## Items from a figure collection
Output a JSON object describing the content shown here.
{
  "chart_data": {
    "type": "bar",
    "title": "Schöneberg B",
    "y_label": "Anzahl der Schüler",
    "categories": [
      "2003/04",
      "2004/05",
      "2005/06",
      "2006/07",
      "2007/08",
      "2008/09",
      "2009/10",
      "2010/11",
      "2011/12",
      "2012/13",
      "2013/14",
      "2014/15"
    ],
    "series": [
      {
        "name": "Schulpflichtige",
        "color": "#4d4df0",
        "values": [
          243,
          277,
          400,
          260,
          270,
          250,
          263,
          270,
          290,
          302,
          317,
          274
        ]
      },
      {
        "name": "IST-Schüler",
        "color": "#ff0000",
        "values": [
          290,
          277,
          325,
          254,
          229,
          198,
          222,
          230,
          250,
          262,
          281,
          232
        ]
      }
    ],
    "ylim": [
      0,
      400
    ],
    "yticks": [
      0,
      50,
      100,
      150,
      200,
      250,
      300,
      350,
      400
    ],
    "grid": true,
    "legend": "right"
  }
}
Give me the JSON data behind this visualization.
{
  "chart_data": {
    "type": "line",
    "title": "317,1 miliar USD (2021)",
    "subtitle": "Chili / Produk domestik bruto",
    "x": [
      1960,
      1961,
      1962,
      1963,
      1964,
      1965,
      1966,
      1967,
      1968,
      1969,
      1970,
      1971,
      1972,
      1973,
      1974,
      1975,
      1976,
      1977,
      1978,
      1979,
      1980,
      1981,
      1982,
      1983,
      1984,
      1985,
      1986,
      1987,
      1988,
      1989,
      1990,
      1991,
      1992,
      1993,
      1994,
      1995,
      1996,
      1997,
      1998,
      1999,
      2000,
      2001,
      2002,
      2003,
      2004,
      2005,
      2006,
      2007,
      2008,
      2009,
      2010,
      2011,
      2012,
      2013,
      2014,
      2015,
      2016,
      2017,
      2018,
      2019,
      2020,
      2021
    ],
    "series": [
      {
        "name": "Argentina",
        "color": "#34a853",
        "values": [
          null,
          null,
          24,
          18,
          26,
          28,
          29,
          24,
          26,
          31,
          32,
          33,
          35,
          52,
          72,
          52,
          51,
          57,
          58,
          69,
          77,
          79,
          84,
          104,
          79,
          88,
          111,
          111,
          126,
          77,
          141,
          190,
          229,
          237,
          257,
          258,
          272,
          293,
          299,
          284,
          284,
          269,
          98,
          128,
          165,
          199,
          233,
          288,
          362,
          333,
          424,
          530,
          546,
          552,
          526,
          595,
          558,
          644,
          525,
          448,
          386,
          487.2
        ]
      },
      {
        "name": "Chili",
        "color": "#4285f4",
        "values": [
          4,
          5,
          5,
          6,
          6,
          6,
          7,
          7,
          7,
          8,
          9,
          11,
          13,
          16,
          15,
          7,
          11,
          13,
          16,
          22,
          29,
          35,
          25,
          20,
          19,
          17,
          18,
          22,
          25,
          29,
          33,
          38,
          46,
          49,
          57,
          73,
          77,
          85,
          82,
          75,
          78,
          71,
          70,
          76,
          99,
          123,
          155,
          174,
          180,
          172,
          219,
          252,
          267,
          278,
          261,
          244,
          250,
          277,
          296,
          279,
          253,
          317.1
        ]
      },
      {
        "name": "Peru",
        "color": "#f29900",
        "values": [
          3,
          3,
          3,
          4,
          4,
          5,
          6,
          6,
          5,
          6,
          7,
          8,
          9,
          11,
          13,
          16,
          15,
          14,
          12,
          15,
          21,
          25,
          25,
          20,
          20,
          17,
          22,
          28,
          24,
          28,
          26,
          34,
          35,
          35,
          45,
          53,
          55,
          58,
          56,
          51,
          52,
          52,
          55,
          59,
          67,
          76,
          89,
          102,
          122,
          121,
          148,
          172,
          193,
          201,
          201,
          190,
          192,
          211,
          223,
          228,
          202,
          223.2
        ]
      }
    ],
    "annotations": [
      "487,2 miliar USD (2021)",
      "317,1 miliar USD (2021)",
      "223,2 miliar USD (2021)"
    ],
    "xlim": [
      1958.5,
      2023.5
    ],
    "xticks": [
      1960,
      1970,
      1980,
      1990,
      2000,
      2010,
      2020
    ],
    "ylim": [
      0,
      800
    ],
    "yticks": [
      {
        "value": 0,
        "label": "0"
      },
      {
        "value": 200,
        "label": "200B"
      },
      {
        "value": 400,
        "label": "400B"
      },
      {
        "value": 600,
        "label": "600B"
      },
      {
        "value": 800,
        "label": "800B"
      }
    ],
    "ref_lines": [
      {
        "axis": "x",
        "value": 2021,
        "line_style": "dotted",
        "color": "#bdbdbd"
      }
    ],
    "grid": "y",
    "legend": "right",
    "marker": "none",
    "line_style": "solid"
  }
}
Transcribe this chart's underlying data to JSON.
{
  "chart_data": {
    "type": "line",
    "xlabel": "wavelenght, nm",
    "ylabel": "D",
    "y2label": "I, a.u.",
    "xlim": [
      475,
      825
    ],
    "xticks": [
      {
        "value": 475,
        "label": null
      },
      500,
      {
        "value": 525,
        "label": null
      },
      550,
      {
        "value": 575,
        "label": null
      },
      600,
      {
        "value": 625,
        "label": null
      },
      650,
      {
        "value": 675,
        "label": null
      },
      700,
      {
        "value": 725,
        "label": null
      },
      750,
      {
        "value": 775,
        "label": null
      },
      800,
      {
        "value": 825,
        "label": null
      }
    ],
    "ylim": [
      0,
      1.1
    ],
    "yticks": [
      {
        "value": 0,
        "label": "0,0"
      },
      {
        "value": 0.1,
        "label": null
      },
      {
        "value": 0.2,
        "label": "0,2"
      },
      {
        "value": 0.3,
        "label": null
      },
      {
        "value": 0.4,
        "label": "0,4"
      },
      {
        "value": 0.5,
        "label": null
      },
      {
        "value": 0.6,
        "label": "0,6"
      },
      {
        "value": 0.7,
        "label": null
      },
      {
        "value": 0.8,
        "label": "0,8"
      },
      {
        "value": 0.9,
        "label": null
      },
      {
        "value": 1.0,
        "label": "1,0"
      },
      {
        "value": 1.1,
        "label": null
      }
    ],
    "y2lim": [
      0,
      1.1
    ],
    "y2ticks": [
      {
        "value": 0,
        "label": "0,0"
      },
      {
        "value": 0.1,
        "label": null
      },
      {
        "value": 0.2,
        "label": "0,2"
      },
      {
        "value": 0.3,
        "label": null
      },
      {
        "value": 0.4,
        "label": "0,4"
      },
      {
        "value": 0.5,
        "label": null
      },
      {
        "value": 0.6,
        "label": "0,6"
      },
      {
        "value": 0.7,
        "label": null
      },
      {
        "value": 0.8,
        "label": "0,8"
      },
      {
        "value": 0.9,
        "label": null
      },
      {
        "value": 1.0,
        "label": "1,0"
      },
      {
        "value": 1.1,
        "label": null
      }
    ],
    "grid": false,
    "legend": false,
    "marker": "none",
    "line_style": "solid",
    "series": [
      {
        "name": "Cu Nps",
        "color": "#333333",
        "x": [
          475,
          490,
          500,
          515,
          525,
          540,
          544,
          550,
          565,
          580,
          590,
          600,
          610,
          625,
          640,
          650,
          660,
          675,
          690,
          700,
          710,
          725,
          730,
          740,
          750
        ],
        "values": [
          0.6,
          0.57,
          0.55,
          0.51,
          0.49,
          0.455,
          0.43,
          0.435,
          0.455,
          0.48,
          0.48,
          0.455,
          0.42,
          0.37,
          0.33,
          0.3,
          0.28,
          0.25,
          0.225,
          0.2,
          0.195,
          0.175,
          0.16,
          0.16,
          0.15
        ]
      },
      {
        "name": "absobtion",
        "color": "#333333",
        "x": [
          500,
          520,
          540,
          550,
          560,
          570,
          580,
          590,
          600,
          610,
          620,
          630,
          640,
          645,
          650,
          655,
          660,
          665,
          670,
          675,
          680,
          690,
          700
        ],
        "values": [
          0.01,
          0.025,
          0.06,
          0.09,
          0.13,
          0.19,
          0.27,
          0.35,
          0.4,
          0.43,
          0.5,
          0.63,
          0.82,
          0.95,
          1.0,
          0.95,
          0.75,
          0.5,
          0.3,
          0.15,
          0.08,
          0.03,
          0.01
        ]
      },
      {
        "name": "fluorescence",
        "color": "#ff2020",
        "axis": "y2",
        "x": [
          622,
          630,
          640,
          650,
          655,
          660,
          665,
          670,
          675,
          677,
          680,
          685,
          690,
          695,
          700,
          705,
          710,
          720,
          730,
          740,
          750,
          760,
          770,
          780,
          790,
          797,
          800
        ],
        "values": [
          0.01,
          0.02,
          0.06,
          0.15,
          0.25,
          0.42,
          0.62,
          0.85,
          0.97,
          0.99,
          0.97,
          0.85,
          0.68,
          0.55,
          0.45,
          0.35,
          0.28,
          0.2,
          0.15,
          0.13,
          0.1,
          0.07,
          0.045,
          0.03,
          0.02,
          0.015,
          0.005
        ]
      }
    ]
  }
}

## Exercise instructions
Find the lines above that contain the word "Schüler" and collect them.

## Worked solution
    "y_label": "Anzahl der Schüler",
        "name": "IST-Schüler",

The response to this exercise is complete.